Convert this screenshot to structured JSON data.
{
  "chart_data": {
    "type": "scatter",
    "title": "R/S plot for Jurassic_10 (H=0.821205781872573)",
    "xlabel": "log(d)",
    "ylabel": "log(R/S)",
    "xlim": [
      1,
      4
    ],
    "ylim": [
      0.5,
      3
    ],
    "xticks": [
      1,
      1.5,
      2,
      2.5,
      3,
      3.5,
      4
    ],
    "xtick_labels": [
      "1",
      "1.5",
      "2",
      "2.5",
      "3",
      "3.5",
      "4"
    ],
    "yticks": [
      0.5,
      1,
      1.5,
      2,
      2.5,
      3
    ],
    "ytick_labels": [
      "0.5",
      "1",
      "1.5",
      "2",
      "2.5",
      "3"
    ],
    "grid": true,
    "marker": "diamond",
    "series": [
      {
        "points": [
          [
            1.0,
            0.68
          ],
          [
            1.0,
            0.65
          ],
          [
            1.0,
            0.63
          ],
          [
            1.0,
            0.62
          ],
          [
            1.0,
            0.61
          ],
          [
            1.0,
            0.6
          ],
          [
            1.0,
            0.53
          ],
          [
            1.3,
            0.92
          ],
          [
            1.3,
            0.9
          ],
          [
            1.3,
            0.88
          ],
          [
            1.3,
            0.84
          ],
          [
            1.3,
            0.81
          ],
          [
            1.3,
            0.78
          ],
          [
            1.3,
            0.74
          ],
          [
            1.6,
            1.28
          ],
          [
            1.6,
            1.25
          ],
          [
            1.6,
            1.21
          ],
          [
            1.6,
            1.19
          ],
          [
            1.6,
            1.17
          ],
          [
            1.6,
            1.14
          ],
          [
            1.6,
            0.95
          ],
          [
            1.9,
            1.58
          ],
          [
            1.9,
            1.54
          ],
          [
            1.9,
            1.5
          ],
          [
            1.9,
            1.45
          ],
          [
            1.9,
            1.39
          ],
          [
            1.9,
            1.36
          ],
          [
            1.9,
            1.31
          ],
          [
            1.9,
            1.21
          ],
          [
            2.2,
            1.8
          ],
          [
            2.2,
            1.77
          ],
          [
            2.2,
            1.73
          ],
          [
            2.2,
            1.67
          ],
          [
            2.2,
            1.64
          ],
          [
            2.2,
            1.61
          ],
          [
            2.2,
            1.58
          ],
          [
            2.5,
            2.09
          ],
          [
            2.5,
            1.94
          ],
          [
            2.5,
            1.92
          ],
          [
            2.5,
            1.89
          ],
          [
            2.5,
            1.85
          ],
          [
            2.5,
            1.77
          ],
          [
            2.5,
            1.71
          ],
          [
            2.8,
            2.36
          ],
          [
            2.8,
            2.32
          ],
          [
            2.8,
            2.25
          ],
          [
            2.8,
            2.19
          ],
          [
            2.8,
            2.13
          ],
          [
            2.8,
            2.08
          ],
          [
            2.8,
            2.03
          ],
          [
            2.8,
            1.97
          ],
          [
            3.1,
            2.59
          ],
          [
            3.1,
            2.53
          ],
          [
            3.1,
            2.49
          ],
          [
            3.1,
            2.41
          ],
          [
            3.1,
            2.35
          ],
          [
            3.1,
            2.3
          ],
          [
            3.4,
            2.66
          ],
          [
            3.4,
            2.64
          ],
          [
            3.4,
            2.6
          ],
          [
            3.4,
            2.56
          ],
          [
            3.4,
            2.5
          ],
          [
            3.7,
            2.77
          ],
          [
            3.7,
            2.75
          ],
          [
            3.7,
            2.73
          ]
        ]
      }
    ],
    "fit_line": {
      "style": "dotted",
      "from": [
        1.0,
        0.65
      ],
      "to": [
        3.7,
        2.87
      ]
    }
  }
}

________

GIVEN REQUEST:
Repeat the material above exactly.

RESPONSE TO THE EXERCISE:
Convert this screenshot to structured JSON data.
{
  "chart_data": {
    "type": "scatter",
    "title": "R/S plot for Jurassic_10 (H=0.821205781872573)",
    "xlabel": "log(d)",
    "ylabel": "log(R/S)",
    "xlim": [
      1,
      4
    ],
    "ylim": [
      0.5,
      3
    ],
    "xticks": [
      1,
      1.5,
      2,
      2.5,
      3,
      3.5,
      4
    ],
    "xtick_labels": [
      "1",
      "1.5",
      "2",
      "2.5",
      "3",
      "3.5",
      "4"
    ],
    "yticks": [
      0.5,
      1,
      1.5,
      2,
      2.5,
      3
    ],
    "ytick_labels": [
      "0.5",
      "1",
      "1.5",
      "2",
      "2.5",
      "3"
    ],
    "grid": true,
    "marker": "diamond",
    "series": [
      {
        "points": [
          [
            1.0,
            0.68
          ],
          [
            1.0,
            0.65
          ],
          [
            1.0,
            0.63
          ],
          [
            1.0,
            0.62
          ],
          [
            1.0,
            0.61
          ],
          [
            1.0,
            0.6
          ],
          [
            1.0,
            0.53
          ],
          [
            1.3,
            0.92
          ],
          [
            1.3,
            0.9
          ],
          [
            1.3,
            0.88
          ],
          [
            1.3,
            0.84
          ],
          [
            1.3,
            0.81
          ],
          [
            1.3,
            0.78
          ],
          [
            1.3,
            0.74
          ],
          [
            1.6,
            1.28
          ],
          [
            1.6,
            1.25
          ],
          [
            1.6,
            1.21
          ],
          [
            1.6,
            1.19
          ],
          [
            1.6,
            1.17
          ],
          [
            1.6,
            1.14
          ],
          [
            1.6,
            0.95
          ],
          [
            1.9,
            1.58
          ],
          [
            1.9,
            1.54
          ],
          [
            1.9,
            1.5
          ],
          [
            1.9,
            1.45
          ],
          [
            1.9,
            1.39
          ],
          [
            1.9,
            1.36
          ],
          [
            1.9,
            1.31
          ],
          [
            1.9,
            1.21
          ],
          [
            2.2,
            1.8
          ],
          [
            2.2,
            1.77
          ],
          [
            2.2,
            1.73
          ],
          [
            2.2,
            1.67
          ],
          [
            2.2,
            1.64
          ],
          [
            2.2,
            1.61
          ],
          [
            2.2,
            1.58
          ],
          [
            2.5,
            2.09
          ],
          [
            2.5,
            1.94
          ],
          [
            2.5,
            1.92
          ],
          [
            2.5,
            1.89
          ],
          [
            2.5,
            1.85
          ],
          [
            2.5,
            1.77
          ],
          [
            2.5,
            1.71
          ],
          [
            2.8,
            2.36
          ],
          [
            2.8,
            2.32
          ],
          [
            2.8,
            2.25
          ],
          [
            2.8,
            2.19
          ],
          [
            2.8,
            2.13
          ],
          [
            2.8,
            2.08
          ],
          [
            2.8,
            2.03
          ],
          [
            2.8,
            1.97
          ],
          [
            3.1,
            2.59
          ],
          [
            3.1,
            2.53
          ],
          [
            3.1,
            2.49
          ],
          [
            3.1,
            2.41
          ],
          [
            3.1,
            2.35
          ],
          [
            3.1,
            2.3
          ],
          [
            3.4,
            2.66
          ],
          [
            3.4,
            2.64
          ],
          [
            3.4,
            2.6
          ],
          [
            3.4,
            2.56
          ],
          [
            3.4,
            2.5
          ],
          [
            3.7,
            2.77
          ],
          [
            3.7,
            2.75
          ],
          [
            3.7,
            2.73
          ]
        ]
      }
    ],
    "fit_line": {
      "style": "dotted",
      "from": [
        1.0,
        0.65
      ],
      "to": [
        3.7,
        2.87
      ]
    }
  }
}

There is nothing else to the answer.